Data records:
☆ ☆ ☆ ☆

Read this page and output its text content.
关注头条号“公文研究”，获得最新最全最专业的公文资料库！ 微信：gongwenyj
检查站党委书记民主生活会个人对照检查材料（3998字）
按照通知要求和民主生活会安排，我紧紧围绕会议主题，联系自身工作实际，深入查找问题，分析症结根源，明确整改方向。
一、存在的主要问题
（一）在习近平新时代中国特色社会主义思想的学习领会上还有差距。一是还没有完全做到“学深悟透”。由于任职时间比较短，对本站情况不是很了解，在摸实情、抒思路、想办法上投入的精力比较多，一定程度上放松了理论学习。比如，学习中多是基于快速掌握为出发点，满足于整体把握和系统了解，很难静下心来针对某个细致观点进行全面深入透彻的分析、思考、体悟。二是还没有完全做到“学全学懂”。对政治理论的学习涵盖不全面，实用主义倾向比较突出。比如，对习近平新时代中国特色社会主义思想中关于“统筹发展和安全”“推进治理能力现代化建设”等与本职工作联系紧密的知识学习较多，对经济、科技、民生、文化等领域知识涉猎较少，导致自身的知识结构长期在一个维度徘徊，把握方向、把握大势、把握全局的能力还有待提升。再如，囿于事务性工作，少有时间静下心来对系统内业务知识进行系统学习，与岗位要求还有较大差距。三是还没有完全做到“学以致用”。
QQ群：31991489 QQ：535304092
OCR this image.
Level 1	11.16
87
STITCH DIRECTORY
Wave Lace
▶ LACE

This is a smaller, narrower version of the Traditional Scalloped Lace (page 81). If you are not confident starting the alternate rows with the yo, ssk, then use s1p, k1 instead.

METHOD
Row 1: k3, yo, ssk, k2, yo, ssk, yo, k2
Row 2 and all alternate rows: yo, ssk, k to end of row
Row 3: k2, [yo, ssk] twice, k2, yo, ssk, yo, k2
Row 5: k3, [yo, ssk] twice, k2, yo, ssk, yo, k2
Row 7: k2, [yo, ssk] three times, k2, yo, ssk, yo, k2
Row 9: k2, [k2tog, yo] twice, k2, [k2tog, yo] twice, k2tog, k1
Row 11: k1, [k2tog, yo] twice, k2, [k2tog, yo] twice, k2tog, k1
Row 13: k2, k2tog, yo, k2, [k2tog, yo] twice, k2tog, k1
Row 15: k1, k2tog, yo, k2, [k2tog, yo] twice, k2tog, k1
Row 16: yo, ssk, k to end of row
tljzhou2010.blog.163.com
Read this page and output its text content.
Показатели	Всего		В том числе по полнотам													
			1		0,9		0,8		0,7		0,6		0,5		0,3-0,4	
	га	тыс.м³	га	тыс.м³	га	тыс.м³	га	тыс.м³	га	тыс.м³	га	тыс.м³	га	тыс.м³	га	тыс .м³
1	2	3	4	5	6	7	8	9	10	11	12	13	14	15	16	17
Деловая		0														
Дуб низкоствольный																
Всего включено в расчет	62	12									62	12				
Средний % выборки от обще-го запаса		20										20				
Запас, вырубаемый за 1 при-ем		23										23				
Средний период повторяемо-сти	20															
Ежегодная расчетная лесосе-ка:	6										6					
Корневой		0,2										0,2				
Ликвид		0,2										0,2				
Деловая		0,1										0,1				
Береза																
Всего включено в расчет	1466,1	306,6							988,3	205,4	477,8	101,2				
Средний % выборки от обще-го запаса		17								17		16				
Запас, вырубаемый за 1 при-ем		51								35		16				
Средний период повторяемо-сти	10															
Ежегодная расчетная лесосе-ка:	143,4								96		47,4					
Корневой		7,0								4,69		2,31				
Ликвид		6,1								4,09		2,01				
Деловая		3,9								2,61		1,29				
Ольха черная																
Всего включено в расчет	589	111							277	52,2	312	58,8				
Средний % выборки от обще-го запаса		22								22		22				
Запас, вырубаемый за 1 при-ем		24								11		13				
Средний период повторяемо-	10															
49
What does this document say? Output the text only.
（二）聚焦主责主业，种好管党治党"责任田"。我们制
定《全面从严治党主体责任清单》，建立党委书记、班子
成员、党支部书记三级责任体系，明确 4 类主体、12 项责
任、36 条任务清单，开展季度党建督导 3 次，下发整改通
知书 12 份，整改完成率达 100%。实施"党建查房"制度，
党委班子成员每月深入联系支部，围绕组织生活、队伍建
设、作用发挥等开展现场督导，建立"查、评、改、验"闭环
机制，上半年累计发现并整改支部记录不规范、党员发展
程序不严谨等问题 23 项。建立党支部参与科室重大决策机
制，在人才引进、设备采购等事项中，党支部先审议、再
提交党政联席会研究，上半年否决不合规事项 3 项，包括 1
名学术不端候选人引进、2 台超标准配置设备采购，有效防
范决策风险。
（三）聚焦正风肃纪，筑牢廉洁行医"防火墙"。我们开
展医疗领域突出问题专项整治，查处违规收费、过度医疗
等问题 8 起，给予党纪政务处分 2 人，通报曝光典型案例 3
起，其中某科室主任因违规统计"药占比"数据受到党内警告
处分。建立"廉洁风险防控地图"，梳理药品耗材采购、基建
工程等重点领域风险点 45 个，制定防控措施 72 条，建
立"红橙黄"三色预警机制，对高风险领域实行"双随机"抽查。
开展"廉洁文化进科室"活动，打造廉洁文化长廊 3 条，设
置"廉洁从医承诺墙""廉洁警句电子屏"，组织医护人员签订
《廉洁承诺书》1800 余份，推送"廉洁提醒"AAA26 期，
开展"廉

☆ ☆ ☆ ☆

■ WHAT YOU NEED TO DO:
Pick out the lines that contain "Всего" and copy them.

■ EXERCISE OUTPUT:
Показатели	Всего		В том числе по полнотам													
Всего включено в расчет	62	12									62	12				
Всего включено в расчет	1466,1	306,6							988,3	205,4	477,8	101,2				
Всего включено в расчет	589	111							277	52,2	312	58,8				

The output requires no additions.